━━ Dokumen

Karomah Para Wali

 


Karomah Para Wali

Fenomena karomah telah menjadi bagian integral dalam sejarah spiritual Islam, khususnya dalam tradisi tasawuf dan pesantren. Karomah dipahami sebagai kejadian luar biasa (khâriqul ‘âdah) yang dianugerahkan oleh Allah kepada hamba-hamba-Nya yang saleh. Artikel ini mengulas pandangan Samsul Munir Amin dan Amin al-Qurdi tentang karomah, serta relevansinya dalam konteks modern. Di tengah krisis moral dan menurunnya kewibawaan ulama akibat politik dan globalisasi, pembahasan karomah menjadi penting untuk menghidupkan kembali kesadaran ruhani dan meneguhkan kembali nilai istiqamah para pewaris Nabi.

Karomah merupakan salah satu konsep penting dalam spiritualitas Islam, khususnya dalam dunia tasawuf. Dalam sejarah peradaban Islam, kisah-kisah karomah para wali menjadi inspirasi bagi umat Islam untuk meneladani ketulusan dan kedekatan mereka dengan Allah. Sayangnya, pada era modern, pembahasan tentang karomah sering dianggap tidak relevan, bahkan sebagian kalangan menolaknya karena dianggap tidak rasional. Padahal, sebagaimana ditegaskan para ulama klasik, karomah bukanlah hal asing dalam dunia para salik dan sufi.

Menurut Samsul Munir Amin dalam bukunya Ilmu Tasawuf, mengutip pandangan Amin al-Qurdi dalam Tanwîrul Qulûb, karomah didefinisikan sebagai:

“Sesuatu yang luar biasa (khâriqul ‘âdah) yang tidak dibarengi atau didahului dengan klaim kenabian.”

Dengan kata lain, karomah adalah peristiwa luar biasa yang muncul pada diri seseorang bukan karena ia nabi, melainkan karena kedekatannya dengan Allah.

Amin al-Qurdi menegaskan bahwa orang yang menolak adanya karomah layak dikasihani, sebab penolakan itu menunjukkan kurangnya pemahaman terhadap hakikat kekuasaan Allah. Dalam banyak kitab tasawuf klasik, karomah bukanlah fenomena langka, melainkan bentuk kasih sayang Allah kepada hamba-hamba-Nya yang saleh dan istiqamah.

Para ulama menetapkan beberapa syarat agar suatu peristiwa dapat disebut karomah, di antaranya:

  1. Pelakunya orang yang saleh, bukan ahli maksiat atau penyimpang.

  2. Mengikuti ajaran dan tradisi Rasulullah ﷺ secara istiqamah.

  3. Berakidah lurus, tidak menyimpang dari prinsip tauhid.

━━━━

(Yang Perlu Dikerjakan): Salin kembali bagian teks tentang karomah para wali dari "Dengan kata lain, karomah" sampai "saleh dan istiqamah.", dan ganti "layak dikasihani" dengan "patut dikasihani".

━━ Informasi yang Diberikan

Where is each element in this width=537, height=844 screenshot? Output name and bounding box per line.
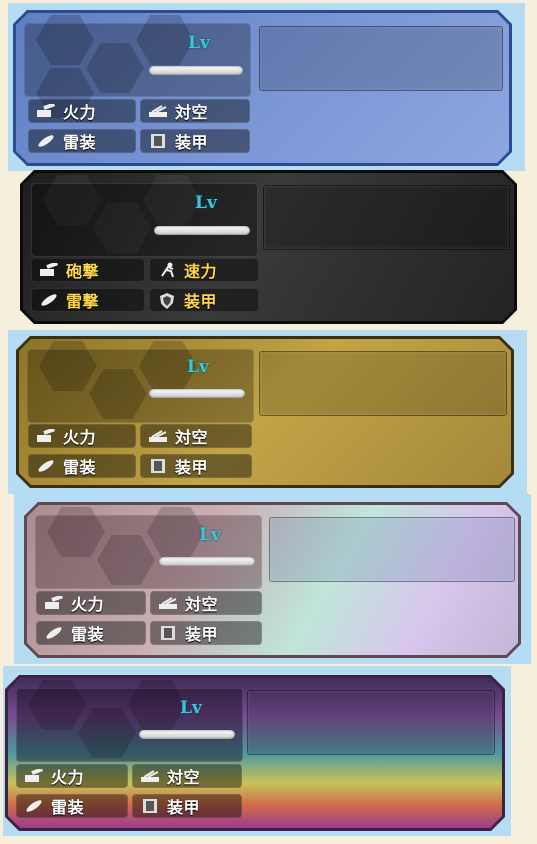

━━━━
━━ Informasi yang Diberikan

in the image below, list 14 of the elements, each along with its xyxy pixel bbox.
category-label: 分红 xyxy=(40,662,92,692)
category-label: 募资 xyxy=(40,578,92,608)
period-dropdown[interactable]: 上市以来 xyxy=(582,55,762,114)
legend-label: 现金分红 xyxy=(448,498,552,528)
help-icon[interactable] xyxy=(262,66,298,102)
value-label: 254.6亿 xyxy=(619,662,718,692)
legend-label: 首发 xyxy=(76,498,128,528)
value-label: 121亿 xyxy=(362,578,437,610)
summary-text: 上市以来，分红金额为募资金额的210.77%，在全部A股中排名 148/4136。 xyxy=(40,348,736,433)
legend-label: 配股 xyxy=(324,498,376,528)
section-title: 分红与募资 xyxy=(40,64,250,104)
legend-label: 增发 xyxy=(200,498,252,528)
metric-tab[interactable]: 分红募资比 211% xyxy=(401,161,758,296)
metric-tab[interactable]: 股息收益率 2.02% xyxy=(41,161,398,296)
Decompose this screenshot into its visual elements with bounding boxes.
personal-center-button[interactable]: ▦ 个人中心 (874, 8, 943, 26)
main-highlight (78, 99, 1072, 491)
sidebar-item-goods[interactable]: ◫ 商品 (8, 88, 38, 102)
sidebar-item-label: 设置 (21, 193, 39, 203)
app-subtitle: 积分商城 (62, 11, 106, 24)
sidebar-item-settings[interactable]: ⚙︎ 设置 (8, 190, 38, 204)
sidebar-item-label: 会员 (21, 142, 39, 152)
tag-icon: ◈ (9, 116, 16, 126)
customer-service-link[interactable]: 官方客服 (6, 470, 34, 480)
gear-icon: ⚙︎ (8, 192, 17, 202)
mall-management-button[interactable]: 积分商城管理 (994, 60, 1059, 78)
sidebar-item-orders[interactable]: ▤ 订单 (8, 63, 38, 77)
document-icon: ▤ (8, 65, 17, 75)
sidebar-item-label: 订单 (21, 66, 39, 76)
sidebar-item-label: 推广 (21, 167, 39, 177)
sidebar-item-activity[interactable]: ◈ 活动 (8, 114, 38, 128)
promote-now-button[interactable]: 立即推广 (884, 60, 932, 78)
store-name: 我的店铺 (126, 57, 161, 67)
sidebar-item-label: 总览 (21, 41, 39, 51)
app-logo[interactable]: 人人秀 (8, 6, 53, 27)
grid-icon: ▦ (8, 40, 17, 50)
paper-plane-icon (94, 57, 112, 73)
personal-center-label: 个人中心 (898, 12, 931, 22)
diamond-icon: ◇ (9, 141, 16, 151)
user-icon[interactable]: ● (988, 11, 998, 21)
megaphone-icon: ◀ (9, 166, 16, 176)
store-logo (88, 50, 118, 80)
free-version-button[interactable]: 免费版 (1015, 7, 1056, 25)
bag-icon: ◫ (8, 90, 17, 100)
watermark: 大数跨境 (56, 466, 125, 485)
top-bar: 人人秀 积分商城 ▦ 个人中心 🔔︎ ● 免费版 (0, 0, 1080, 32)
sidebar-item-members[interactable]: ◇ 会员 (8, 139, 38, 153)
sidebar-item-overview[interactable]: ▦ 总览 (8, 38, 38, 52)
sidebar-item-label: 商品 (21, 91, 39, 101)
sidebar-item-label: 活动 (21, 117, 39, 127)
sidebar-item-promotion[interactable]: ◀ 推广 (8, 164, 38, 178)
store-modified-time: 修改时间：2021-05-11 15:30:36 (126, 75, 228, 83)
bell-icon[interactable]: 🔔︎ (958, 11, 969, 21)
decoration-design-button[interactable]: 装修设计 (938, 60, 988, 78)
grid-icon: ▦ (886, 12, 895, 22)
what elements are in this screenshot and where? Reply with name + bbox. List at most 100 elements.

━━━━
━━ Informasi yang Diberikan

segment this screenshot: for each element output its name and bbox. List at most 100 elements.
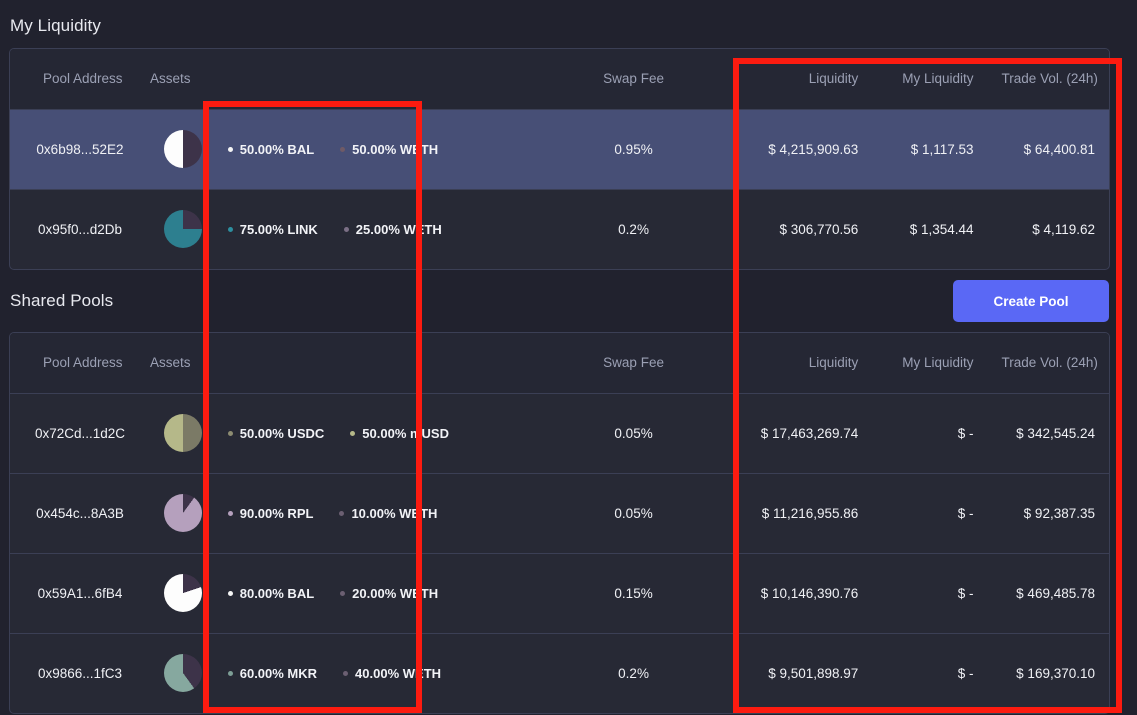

━━━━

(Jawaban Tugas):
Dengan kata lain, karomah adalah peristiwa luar biasa yang muncul pada diri seseorang bukan karena ia nabi, melainkan karena kedekatannya dengan Allah.

Amin al-Qurdi menegaskan bahwa orang yang menolak adanya karomah patut dikasihani, sebab penolakan itu menunjukkan kurangnya pemahaman terhadap hakikat kekuasaan Allah. Dalam banyak kitab tasawuf klasik, karomah bukanlah fenomena langka, melainkan bentuk kasih sayang Allah kepada hamba-hamba-Nya yang saleh dan istiqamah.